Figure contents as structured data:
□ □ □ □ □

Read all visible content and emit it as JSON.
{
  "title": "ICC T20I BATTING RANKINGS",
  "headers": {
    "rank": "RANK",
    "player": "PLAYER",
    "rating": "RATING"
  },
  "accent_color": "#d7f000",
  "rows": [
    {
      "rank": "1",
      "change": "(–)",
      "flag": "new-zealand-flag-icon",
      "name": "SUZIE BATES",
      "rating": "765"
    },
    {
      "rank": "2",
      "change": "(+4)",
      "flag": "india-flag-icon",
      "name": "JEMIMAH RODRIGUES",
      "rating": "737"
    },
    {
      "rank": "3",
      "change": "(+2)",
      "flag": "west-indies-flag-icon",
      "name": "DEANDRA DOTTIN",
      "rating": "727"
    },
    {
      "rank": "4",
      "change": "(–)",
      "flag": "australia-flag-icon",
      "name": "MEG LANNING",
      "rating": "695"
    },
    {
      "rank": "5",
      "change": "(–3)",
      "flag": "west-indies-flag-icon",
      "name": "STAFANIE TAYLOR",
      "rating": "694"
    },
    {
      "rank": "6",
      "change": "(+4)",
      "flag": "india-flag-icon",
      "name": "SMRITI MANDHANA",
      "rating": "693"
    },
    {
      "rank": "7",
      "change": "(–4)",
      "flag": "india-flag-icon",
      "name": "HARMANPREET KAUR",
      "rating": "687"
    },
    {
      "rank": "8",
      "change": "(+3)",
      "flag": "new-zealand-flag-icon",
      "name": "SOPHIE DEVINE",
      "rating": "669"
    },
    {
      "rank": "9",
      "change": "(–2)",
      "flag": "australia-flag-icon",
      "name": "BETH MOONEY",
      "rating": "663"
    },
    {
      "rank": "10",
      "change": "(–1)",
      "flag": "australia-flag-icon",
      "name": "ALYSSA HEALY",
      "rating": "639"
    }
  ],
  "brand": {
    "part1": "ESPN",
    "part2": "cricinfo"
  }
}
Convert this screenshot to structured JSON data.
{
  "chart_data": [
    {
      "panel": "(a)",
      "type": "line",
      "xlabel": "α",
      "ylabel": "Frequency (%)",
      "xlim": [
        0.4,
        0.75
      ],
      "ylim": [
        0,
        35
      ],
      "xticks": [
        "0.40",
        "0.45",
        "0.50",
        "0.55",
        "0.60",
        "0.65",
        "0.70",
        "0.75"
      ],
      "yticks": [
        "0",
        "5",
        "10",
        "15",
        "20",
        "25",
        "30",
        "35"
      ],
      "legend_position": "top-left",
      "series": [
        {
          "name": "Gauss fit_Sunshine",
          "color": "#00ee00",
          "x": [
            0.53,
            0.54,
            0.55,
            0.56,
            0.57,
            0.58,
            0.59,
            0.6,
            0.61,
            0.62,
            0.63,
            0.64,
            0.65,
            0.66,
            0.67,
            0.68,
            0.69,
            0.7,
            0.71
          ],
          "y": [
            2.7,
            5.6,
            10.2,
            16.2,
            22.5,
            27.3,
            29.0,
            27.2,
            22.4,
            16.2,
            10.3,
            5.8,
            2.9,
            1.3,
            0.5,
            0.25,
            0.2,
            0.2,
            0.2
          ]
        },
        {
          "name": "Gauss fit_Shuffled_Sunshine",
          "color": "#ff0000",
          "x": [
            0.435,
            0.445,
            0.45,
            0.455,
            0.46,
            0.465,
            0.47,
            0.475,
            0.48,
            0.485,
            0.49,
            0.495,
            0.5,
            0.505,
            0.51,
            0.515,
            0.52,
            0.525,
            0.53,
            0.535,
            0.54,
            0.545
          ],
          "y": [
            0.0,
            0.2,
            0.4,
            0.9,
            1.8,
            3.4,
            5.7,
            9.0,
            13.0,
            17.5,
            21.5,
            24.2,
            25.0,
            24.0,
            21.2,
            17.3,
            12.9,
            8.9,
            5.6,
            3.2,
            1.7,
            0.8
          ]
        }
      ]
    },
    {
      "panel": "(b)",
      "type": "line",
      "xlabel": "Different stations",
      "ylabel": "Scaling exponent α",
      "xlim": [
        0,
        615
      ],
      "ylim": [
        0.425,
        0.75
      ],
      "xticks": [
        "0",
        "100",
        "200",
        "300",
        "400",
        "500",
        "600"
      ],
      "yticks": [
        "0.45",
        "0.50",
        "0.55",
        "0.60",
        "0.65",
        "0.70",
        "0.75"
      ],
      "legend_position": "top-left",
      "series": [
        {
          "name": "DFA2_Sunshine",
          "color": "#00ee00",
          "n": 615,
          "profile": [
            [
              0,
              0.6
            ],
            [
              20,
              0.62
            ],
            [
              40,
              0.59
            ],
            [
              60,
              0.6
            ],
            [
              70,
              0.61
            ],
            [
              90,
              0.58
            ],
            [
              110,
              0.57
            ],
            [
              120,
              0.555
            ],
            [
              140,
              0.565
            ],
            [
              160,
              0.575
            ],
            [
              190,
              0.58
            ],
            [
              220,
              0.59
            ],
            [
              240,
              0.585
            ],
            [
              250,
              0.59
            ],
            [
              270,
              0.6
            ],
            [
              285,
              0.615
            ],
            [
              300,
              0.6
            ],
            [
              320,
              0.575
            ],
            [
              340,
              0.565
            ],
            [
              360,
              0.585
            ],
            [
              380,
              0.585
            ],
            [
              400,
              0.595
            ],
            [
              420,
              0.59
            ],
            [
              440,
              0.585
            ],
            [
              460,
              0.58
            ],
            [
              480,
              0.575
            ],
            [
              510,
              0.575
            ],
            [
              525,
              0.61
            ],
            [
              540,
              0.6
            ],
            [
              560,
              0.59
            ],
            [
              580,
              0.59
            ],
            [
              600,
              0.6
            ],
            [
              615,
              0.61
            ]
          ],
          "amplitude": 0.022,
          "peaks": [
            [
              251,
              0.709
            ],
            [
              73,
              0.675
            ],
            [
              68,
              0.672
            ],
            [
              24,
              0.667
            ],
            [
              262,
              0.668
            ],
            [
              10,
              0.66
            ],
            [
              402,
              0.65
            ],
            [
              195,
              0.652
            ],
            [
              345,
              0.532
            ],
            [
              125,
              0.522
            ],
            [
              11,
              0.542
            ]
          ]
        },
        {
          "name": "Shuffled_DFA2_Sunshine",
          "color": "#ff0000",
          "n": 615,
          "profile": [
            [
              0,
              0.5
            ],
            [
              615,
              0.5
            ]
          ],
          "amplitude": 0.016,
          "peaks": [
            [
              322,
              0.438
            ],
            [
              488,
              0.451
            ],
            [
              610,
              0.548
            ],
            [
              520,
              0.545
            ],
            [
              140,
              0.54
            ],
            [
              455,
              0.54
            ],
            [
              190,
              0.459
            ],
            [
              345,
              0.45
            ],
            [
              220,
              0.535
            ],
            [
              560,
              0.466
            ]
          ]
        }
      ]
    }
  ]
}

□ □ □ □ □

= BRIEF =
Send back all of the entries exactly, with nothing missing.

= SOLUTION TO THIS EXERCISE =
Read all visible content and emit it as JSON.
{
  "title": "ICC T20I BATTING RANKINGS",
  "headers": {
    "rank": "RANK",
    "player": "PLAYER",
    "rating": "RATING"
  },
  "accent_color": "#d7f000",
  "rows": [
    {
      "rank": "1",
      "change": "(–)",
      "flag": "new-zealand-flag-icon",
      "name": "SUZIE BATES",
      "rating": "765"
    },
    {
      "rank": "2",
      "change": "(+4)",
      "flag": "india-flag-icon",
      "name": "JEMIMAH RODRIGUES",
      "rating": "737"
    },
    {
      "rank": "3",
      "change": "(+2)",
      "flag": "west-indies-flag-icon",
      "name": "DEANDRA DOTTIN",
      "rating": "727"
    },
    {
      "rank": "4",
      "change": "(–)",
      "flag": "australia-flag-icon",
      "name": "MEG LANNING",
      "rating": "695"
    },
    {
      "rank": "5",
      "change": "(–3)",
      "flag": "west-indies-flag-icon",
      "name": "STAFANIE TAYLOR",
      "rating": "694"
    },
    {
      "rank": "6",
      "change": "(+4)",
      "flag": "india-flag-icon",
      "name": "SMRITI MANDHANA",
      "rating": "693"
    },
    {
      "rank": "7",
      "change": "(–4)",
      "flag": "india-flag-icon",
      "name": "HARMANPREET KAUR",
      "rating": "687"
    },
    {
      "rank": "8",
      "change": "(+3)",
      "flag": "new-zealand-flag-icon",
      "name": "SOPHIE DEVINE",
      "rating": "669"
    },
    {
      "rank": "9",
      "change": "(–2)",
      "flag": "australia-flag-icon",
      "name": "BETH MOONEY",
      "rating": "663"
    },
    {
      "rank": "10",
      "change": "(–1)",
      "flag": "australia-flag-icon",
      "name": "ALYSSA HEALY",
      "rating": "639"
    }
  ],
  "brand": {
    "part1": "ESPN",
    "part2": "cricinfo"
  }
}
Convert this screenshot to structured JSON data.
{
  "chart_data": [
    {
      "panel": "(a)",
      "type": "line",
      "xlabel": "α",
      "ylabel": "Frequency (%)",
      "xlim": [
        0.4,
        0.75
      ],
      "ylim": [
        0,
        35
      ],
      "xticks": [
        "0.40",
        "0.45",
        "0.50",
        "0.55",
        "0.60",
        "0.65",
        "0.70",
        "0.75"
      ],
      "yticks": [
        "0",
        "5",
        "10",
        "15",
        "20",
        "25",
        "30",
        "35"
      ],
      "legend_position": "top-left",
      "series": [
        {
          "name": "Gauss fit_Sunshine",
          "color": "#00ee00",
          "x": [
            0.53,
            0.54,
            0.55,
            0.56,
            0.57,
            0.58,
            0.59,
            0.6,
            0.61,
            0.62,
            0.63,
            0.64,
            0.65,
            0.66,
            0.67,
            0.68,
            0.69,
            0.7,
            0.71
          ],
          "y": [
            2.7,
            5.6,
            10.2,
            16.2,
            22.5,
            27.3,
            29.0,
            27.2,
            22.4,
            16.2,
            10.3,
            5.8,
            2.9,
            1.3,
            0.5,
            0.25,
            0.2,
            0.2,
            0.2
          ]
        },
        {
          "name": "Gauss fit_Shuffled_Sunshine",
          "color": "#ff0000",
          "x": [
            0.435,
            0.445,
            0.45,
            0.455,
            0.46,
            0.465,
            0.47,
            0.475,
            0.48,
            0.485,
            0.49,
            0.495,
            0.5,
            0.505,
            0.51,
            0.515,
            0.52,
            0.525,
            0.53,
            0.535,
            0.54,
            0.545
          ],
          "y": [
            0.0,
            0.2,
            0.4,
            0.9,
            1.8,
            3.4,
            5.7,
            9.0,
            13.0,
            17.5,
            21.5,
            24.2,
            25.0,
            24.0,
            21.2,
            17.3,
            12.9,
            8.9,
            5.6,
            3.2,
            1.7,
            0.8
          ]
        }
      ]
    },
    {
      "panel": "(b)",
      "type": "line",
      "xlabel": "Different stations",
      "ylabel": "Scaling exponent α",
      "xlim": [
        0,
        615
      ],
      "ylim": [
        0.425,
        0.75
      ],
      "xticks": [
        "0",
        "100",
        "200",
        "300",
        "400",
        "500",
        "600"
      ],
      "yticks": [
        "0.45",
        "0.50",
        "0.55",
        "0.60",
        "0.65",
        "0.70",
        "0.75"
      ],
      "legend_position": "top-left",
      "series": [
        {
          "name": "DFA2_Sunshine",
          "color": "#00ee00",
          "n": 615,
          "profile": [
            [
              0,
              0.6
            ],
            [
              20,
              0.62
            ],
            [
              40,
              0.59
            ],
            [
              60,
              0.6
            ],
            [
              70,
              0.61
            ],
            [
              90,
              0.58
            ],
            [
              110,
              0.57
            ],
            [
              120,
              0.555
            ],
            [
              140,
              0.565
            ],
            [
              160,
              0.575
            ],
            [
              190,
              0.58
            ],
            [
              220,
              0.59
            ],
            [
              240,
              0.585
            ],
            [
              250,
              0.59
            ],
            [
              270,
              0.6
            ],
            [
              285,
              0.615
            ],
            [
              300,
              0.6
            ],
            [
              320,
              0.575
            ],
            [
              340,
              0.565
            ],
            [
              360,
              0.585
            ],
            [
              380,
              0.585
            ],
            [
              400,
              0.595
            ],
            [
              420,
              0.59
            ],
            [
              440,
              0.585
            ],
            [
              460,
              0.58
            ],
            [
              480,
              0.575
            ],
            [
              510,
              0.575
            ],
            [
              525,
              0.61
            ],
            [
              540,
              0.6
            ],
            [
              560,
              0.59
            ],
            [
              580,
              0.59
            ],
            [
              600,
              0.6
            ],
            [
              615,
              0.61
            ]
          ],
          "amplitude": 0.022,
          "peaks": [
            [
              251,
              0.709
            ],
            [
              73,
              0.675
            ],
            [
              68,
              0.672
            ],
            [
              24,
              0.667
            ],
            [
              262,
              0.668
            ],
            [
              10,
              0.66
            ],
            [
              402,
              0.65
            ],
            [
              195,
              0.652
            ],
            [
              345,
              0.532
            ],
            [
              125,
              0.522
            ],
            [
              11,
              0.542
            ]
          ]
        },
        {
          "name": "Shuffled_DFA2_Sunshine",
          "color": "#ff0000",
          "n": 615,
          "profile": [
            [
              0,
              0.5
            ],
            [
              615,
              0.5
            ]
          ],
          "amplitude": 0.016,
          "peaks": [
            [
              322,
              0.438
            ],
            [
              488,
              0.451
            ],
            [
              610,
              0.548
            ],
            [
              520,
              0.545
            ],
            [
              140,
              0.54
            ],
            [
              455,
              0.54
            ],
            [
              190,
              0.459
            ],
            [
              345,
              0.45
            ],
            [
              220,
              0.535
            ],
            [
              560,
              0.466
            ]
          ]
        }
      ]
    }
  ]
}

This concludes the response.